Begin

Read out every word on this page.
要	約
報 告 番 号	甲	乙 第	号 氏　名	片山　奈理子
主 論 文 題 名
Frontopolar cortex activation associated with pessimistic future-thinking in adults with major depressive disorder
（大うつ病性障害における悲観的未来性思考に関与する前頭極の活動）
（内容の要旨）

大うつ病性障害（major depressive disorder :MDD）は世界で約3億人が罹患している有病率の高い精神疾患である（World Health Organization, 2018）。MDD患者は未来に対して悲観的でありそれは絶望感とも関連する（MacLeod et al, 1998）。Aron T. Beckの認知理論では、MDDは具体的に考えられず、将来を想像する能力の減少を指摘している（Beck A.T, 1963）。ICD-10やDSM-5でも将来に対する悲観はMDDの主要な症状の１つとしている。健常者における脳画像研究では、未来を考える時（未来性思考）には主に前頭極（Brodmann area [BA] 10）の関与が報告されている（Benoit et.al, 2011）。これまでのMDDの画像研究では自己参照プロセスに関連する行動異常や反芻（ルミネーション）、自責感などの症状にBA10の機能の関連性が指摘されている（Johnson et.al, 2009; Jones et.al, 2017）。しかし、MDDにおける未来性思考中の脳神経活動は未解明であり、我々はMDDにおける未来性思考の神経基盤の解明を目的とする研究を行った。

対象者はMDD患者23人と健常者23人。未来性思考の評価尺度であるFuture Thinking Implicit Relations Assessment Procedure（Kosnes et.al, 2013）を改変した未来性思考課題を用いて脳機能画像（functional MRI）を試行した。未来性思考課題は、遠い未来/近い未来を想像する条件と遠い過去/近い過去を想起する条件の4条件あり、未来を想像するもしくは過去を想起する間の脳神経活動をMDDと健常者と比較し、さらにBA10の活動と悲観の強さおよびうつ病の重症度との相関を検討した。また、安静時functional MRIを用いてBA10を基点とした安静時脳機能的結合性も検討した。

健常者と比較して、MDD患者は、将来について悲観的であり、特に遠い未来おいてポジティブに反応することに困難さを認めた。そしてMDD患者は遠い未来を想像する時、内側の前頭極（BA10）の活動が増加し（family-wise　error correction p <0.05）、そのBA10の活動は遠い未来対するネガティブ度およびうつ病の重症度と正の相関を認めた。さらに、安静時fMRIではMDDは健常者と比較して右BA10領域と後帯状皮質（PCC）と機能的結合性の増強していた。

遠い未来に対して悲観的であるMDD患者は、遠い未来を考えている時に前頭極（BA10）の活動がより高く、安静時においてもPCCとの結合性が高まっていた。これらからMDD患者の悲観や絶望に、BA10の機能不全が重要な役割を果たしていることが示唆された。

End

All of the entries above need to be reproduced exactly.

Read out every word on this page.
要	約
報 告 番 号	甲	乙 第	号 氏　名	片山　奈理子
主 論 文 題 名
Frontopolar cortex activation associated with pessimistic future-thinking in adults with major depressive disorder
（大うつ病性障害における悲観的未来性思考に関与する前頭極の活動）
（内容の要旨）

大うつ病性障害（major depressive disorder :MDD）は世界で約3億人が罹患している有病率の高い精神疾患である（World Health Organization, 2018）。MDD患者は未来に対して悲観的でありそれは絶望感とも関連する（MacLeod et al, 1998）。Aron T. Beckの認知理論では、MDDは具体的に考えられず、将来を想像する能力の減少を指摘している（Beck A.T, 1963）。ICD-10やDSM-5でも将来に対する悲観はMDDの主要な症状の１つとしている。健常者における脳画像研究では、未来を考える時（未来性思考）には主に前頭極（Brodmann area [BA] 10）の関与が報告されている（Benoit et.al, 2011）。これまでのMDDの画像研究では自己参照プロセスに関連する行動異常や反芻（ルミネーション）、自責感などの症状にBA10の機能の関連性が指摘されている（Johnson et.al, 2009; Jones et.al, 2017）。しかし、MDDにおける未来性思考中の脳神経活動は未解明であり、我々はMDDにおける未来性思考の神経基盤の解明を目的とする研究を行った。

対象者はMDD患者23人と健常者23人。未来性思考の評価尺度であるFuture Thinking Implicit Relations Assessment Procedure（Kosnes et.al, 2013）を改変した未来性思考課題を用いて脳機能画像（functional MRI）を試行した。未来性思考課題は、遠い未来/近い未来を想像する条件と遠い過去/近い過去を想起する条件の4条件あり、未来を想像するもしくは過去を想起する間の脳神経活動をMDDと健常者と比較し、さらにBA10の活動と悲観の強さおよびうつ病の重症度との相関を検討した。また、安静時functional MRIを用いてBA10を基点とした安静時脳機能的結合性も検討した。

健常者と比較して、MDD患者は、将来について悲観的であり、特に遠い未来おいてポジティブに反応することに困難さを認めた。そしてMDD患者は遠い未来を想像する時、内側の前頭極（BA10）の活動が増加し（family-wise　error correction p <0.05）、そのBA10の活動は遠い未来対するネガティブ度およびうつ病の重症度と正の相関を認めた。さらに、安静時fMRIではMDDは健常者と比較して右BA10領域と後帯状皮質（PCC）と機能的結合性の増強していた。

遠い未来に対して悲観的であるMDD患者は、遠い未来を考えている時に前頭極（BA10）の活動がより高く、安静時においてもPCCとの結合性が高まっていた。これらからMDD患者の悲観や絶望に、BA10の機能不全が重要な役割を果たしていることが示唆された。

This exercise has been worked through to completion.